Start of Task inputs

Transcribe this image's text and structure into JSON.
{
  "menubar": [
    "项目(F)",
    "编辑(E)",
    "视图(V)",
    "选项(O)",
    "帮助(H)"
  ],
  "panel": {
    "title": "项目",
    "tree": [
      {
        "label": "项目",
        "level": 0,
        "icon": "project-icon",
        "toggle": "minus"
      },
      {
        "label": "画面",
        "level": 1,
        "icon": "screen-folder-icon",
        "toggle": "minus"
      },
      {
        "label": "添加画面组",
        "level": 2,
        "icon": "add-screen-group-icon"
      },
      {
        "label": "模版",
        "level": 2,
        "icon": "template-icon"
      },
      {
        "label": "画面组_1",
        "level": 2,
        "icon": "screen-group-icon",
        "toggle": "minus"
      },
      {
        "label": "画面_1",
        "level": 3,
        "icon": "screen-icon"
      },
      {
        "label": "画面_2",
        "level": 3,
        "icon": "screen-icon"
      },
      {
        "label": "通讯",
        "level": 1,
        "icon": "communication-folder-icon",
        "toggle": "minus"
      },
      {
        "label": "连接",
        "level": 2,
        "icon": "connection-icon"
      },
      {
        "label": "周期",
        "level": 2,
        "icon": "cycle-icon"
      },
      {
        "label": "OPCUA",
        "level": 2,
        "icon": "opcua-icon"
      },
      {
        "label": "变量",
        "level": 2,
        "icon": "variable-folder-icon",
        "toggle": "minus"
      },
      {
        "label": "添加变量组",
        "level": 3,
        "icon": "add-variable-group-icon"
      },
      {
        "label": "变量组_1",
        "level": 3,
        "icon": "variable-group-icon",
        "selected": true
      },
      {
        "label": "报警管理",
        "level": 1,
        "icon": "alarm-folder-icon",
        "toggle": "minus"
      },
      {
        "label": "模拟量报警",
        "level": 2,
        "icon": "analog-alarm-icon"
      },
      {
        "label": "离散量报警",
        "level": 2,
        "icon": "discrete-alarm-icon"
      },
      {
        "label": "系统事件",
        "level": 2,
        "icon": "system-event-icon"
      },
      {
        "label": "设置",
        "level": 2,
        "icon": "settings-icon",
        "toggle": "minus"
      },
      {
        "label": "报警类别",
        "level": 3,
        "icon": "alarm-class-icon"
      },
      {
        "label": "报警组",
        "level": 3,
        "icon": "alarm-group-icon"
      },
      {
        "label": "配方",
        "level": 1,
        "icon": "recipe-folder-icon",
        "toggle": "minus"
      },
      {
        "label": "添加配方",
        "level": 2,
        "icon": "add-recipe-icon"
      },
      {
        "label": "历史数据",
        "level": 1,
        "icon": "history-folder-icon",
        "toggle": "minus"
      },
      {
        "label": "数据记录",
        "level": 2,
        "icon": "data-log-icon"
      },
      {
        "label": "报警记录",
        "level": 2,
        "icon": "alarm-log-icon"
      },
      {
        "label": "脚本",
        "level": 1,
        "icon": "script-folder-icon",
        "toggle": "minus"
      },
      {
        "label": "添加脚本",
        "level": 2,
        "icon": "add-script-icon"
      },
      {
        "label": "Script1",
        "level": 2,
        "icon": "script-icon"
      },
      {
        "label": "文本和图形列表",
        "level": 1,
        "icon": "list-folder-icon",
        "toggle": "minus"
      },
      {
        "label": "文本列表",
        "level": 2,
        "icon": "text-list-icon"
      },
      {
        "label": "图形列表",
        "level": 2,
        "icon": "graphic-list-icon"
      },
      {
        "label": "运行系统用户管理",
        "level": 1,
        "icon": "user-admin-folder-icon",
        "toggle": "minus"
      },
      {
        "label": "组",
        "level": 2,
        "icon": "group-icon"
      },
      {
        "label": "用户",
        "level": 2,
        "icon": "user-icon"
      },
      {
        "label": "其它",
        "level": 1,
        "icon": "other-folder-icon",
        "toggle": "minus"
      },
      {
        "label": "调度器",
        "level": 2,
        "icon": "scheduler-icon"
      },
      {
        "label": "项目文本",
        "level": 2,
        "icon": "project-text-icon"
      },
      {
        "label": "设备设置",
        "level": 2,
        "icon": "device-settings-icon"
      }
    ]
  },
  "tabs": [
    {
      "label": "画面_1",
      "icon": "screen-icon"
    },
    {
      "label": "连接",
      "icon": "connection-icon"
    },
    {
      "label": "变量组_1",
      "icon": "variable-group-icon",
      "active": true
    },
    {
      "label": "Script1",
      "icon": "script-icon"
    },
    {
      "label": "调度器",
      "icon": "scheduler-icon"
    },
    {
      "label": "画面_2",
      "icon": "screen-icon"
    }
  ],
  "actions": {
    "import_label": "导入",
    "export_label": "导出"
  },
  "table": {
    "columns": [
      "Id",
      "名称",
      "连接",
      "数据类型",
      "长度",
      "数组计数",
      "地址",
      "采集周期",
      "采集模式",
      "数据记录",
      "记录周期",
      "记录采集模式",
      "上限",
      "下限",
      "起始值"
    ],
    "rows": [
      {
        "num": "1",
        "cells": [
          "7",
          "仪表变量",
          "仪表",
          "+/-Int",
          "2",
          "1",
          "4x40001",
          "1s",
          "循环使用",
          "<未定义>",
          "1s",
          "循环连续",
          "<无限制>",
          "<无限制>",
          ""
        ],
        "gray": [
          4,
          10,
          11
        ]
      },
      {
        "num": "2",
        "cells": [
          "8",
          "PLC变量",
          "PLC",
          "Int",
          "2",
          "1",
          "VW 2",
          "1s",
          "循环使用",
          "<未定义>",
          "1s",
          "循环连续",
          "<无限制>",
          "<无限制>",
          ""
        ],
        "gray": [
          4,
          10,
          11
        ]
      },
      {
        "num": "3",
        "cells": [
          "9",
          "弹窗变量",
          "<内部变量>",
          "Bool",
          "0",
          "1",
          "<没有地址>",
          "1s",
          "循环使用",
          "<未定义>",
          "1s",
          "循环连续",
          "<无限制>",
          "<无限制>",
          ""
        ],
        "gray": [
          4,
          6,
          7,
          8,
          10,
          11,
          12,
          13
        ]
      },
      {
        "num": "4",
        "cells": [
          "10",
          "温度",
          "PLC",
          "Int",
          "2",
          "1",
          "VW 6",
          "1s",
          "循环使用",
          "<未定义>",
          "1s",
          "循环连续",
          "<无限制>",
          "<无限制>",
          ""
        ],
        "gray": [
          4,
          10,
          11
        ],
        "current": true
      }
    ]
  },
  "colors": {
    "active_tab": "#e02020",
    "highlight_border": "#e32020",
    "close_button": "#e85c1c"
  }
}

End of Task inputs

What you have to do
Your task is to output all of the data above word for word.

Task output
Transcribe this image's text and structure into JSON.
{
  "menubar": [
    "项目(F)",
    "编辑(E)",
    "视图(V)",
    "选项(O)",
    "帮助(H)"
  ],
  "panel": {
    "title": "项目",
    "tree": [
      {
        "label": "项目",
        "level": 0,
        "icon": "project-icon",
        "toggle": "minus"
      },
      {
        "label": "画面",
        "level": 1,
        "icon": "screen-folder-icon",
        "toggle": "minus"
      },
      {
        "label": "添加画面组",
        "level": 2,
        "icon": "add-screen-group-icon"
      },
      {
        "label": "模版",
        "level": 2,
        "icon": "template-icon"
      },
      {
        "label": "画面组_1",
        "level": 2,
        "icon": "screen-group-icon",
        "toggle": "minus"
      },
      {
        "label": "画面_1",
        "level": 3,
        "icon": "screen-icon"
      },
      {
        "label": "画面_2",
        "level": 3,
        "icon": "screen-icon"
      },
      {
        "label": "通讯",
        "level": 1,
        "icon": "communication-folder-icon",
        "toggle": "minus"
      },
      {
        "label": "连接",
        "level": 2,
        "icon": "connection-icon"
      },
      {
        "label": "周期",
        "level": 2,
        "icon": "cycle-icon"
      },
      {
        "label": "OPCUA",
        "level": 2,
        "icon": "opcua-icon"
      },
      {
        "label": "变量",
        "level": 2,
        "icon": "variable-folder-icon",
        "toggle": "minus"
      },
      {
        "label": "添加变量组",
        "level": 3,
        "icon": "add-variable-group-icon"
      },
      {
        "label": "变量组_1",
        "level": 3,
        "icon": "variable-group-icon",
        "selected": true
      },
      {
        "label": "报警管理",
        "level": 1,
        "icon": "alarm-folder-icon",
        "toggle": "minus"
      },
      {
        "label": "模拟量报警",
        "level": 2,
        "icon": "analog-alarm-icon"
      },
      {
        "label": "离散量报警",
        "level": 2,
        "icon": "discrete-alarm-icon"
      },
      {
        "label": "系统事件",
        "level": 2,
        "icon": "system-event-icon"
      },
      {
        "label": "设置",
        "level": 2,
        "icon": "settings-icon",
        "toggle": "minus"
      },
      {
        "label": "报警类别",
        "level": 3,
        "icon": "alarm-class-icon"
      },
      {
        "label": "报警组",
        "level": 3,
        "icon": "alarm-group-icon"
      },
      {
        "label": "配方",
        "level": 1,
        "icon": "recipe-folder-icon",
        "toggle": "minus"
      },
      {
        "label": "添加配方",
        "level": 2,
        "icon": "add-recipe-icon"
      },
      {
        "label": "历史数据",
        "level": 1,
        "icon": "history-folder-icon",
        "toggle": "minus"
      },
      {
        "label": "数据记录",
        "level": 2,
        "icon": "data-log-icon"
      },
      {
        "label": "报警记录",
        "level": 2,
        "icon": "alarm-log-icon"
      },
      {
        "label": "脚本",
        "level": 1,
        "icon": "script-folder-icon",
        "toggle": "minus"
      },
      {
        "label": "添加脚本",
        "level": 2,
        "icon": "add-script-icon"
      },
      {
        "label": "Script1",
        "level": 2,
        "icon": "script-icon"
      },
      {
        "label": "文本和图形列表",
        "level": 1,
        "icon": "list-folder-icon",
        "toggle": "minus"
      },
      {
        "label": "文本列表",
        "level": 2,
        "icon": "text-list-icon"
      },
      {
        "label": "图形列表",
        "level": 2,
        "icon": "graphic-list-icon"
      },
      {
        "label": "运行系统用户管理",
        "level": 1,
        "icon": "user-admin-folder-icon",
        "toggle": "minus"
      },
      {
        "label": "组",
        "level": 2,
        "icon": "group-icon"
      },
      {
        "label": "用户",
        "level": 2,
        "icon": "user-icon"
      },
      {
        "label": "其它",
        "level": 1,
        "icon": "other-folder-icon",
        "toggle": "minus"
      },
      {
        "label": "调度器",
        "level": 2,
        "icon": "scheduler-icon"
      },
      {
        "label": "项目文本",
        "level": 2,
        "icon": "project-text-icon"
      },
      {
        "label": "设备设置",
        "level": 2,
        "icon": "device-settings-icon"
      }
    ]
  },
  "tabs": [
    {
      "label": "画面_1",
      "icon": "screen-icon"
    },
    {
      "label": "连接",
      "icon": "connection-icon"
    },
    {
      "label": "变量组_1",
      "icon": "variable-group-icon",
      "active": true
    },
    {
      "label": "Script1",
      "icon": "script-icon"
    },
    {
      "label": "调度器",
      "icon": "scheduler-icon"
    },
    {
      "label": "画面_2",
      "icon": "screen-icon"
    }
  ],
  "actions": {
    "import_label": "导入",
    "export_label": "导出"
  },
  "table": {
    "columns": [
      "Id",
      "名称",
      "连接",
      "数据类型",
      "长度",
      "数组计数",
      "地址",
      "采集周期",
      "采集模式",
      "数据记录",
      "记录周期",
      "记录采集模式",
      "上限",
      "下限",
      "起始值"
    ],
    "rows": [
      {
        "num": "1",
        "cells": [
          "7",
          "仪表变量",
          "仪表",
          "+/-Int",
          "2",
          "1",
          "4x40001",
          "1s",
          "循环使用",
          "<未定义>",
          "1s",
          "循环连续",
          "<无限制>",
          "<无限制>",
          ""
        ],
        "gray": [
          4,
          10,
          11
        ]
      },
      {
        "num": "2",
        "cells": [
          "8",
          "PLC变量",
          "PLC",
          "Int",
          "2",
          "1",
          "VW 2",
          "1s",
          "循环使用",
          "<未定义>",
          "1s",
          "循环连续",
          "<无限制>",
          "<无限制>",
          ""
        ],
        "gray": [
          4,
          10,
          11
        ]
      },
      {
        "num": "3",
        "cells": [
          "9",
          "弹窗变量",
          "<内部变量>",
          "Bool",
          "0",
          "1",
          "<没有地址>",
          "1s",
          "循环使用",
          "<未定义>",
          "1s",
          "循环连续",
          "<无限制>",
          "<无限制>",
          ""
        ],
        "gray": [
          4,
          6,
          7,
          8,
          10,
          11,
          12,
          13
        ]
      },
      {
        "num": "4",
        "cells": [
          "10",
          "温度",
          "PLC",
          "Int",
          "2",
          "1",
          "VW 6",
          "1s",
          "循环使用",
          "<未定义>",
          "1s",
          "循环连续",
          "<无限制>",
          "<无限制>",
          ""
        ],
        "gray": [
          4,
          10,
          11
        ],
        "current": true
      }
    ]
  },
  "colors": {
    "active_tab": "#e02020",
    "highlight_border": "#e32020",
    "close_button": "#e85c1c"
  }
}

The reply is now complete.